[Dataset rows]
[start]

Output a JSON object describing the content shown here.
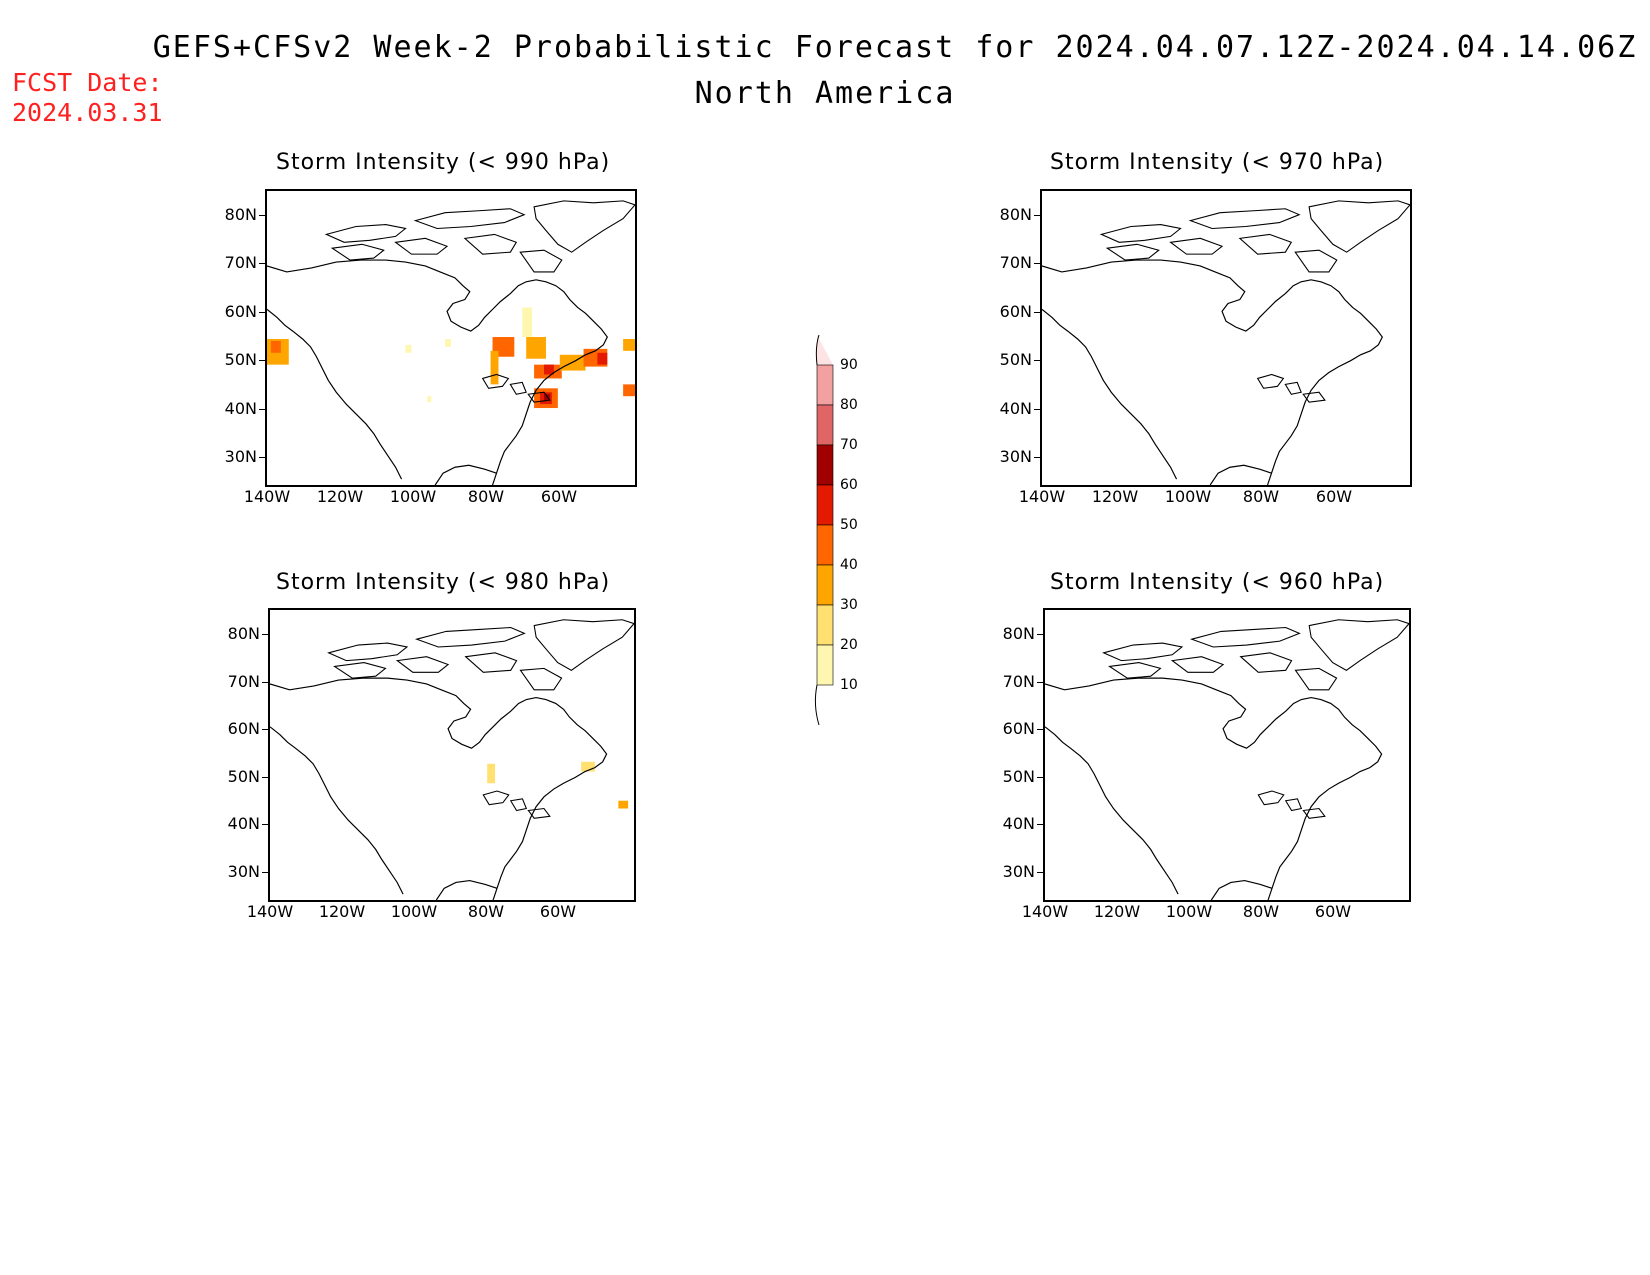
{
  "title": {
    "line1": "GEFS+CFSv2 Week-2 Probabilistic Forecast for 2024.04.07.12Z-2024.04.14.06Z",
    "line2": "North America"
  },
  "fcst_date": {
    "label": "FCST Date:",
    "value": "2024.03.31",
    "color": "#ff2020"
  },
  "axes": {
    "lat_labels": [
      "80N",
      "70N",
      "60N",
      "50N",
      "40N",
      "30N"
    ],
    "lon_labels": [
      "140W",
      "120W",
      "100W",
      "80W",
      "60W"
    ]
  },
  "panels": [
    {
      "id": "p990",
      "title": "Storm Intensity (< 990 hPa)"
    },
    {
      "id": "p970",
      "title": "Storm Intensity (< 970 hPa)"
    },
    {
      "id": "p980",
      "title": "Storm Intensity (< 980 hPa)"
    },
    {
      "id": "p960",
      "title": "Storm Intensity (< 960 hPa)"
    }
  ],
  "colorbar": {
    "labels": [
      "90",
      "80",
      "70",
      "60",
      "50",
      "40",
      "30",
      "20",
      "10"
    ],
    "colors": [
      "#fde3e3",
      "#f2a0a0",
      "#e06666",
      "#a00000",
      "#e41a00",
      "#ff6600",
      "#ffa500",
      "#ffe070",
      "#fff6b0"
    ]
  }
}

[end]

- Task brief
List every line in the records above that contains the word "Intensity".

- Finished exercise
      "title": "Storm Intensity (< 990 hPa)"
      "title": "Storm Intensity (< 970 hPa)"
      "title": "Storm Intensity (< 980 hPa)"
      "title": "Storm Intensity (< 960 hPa)"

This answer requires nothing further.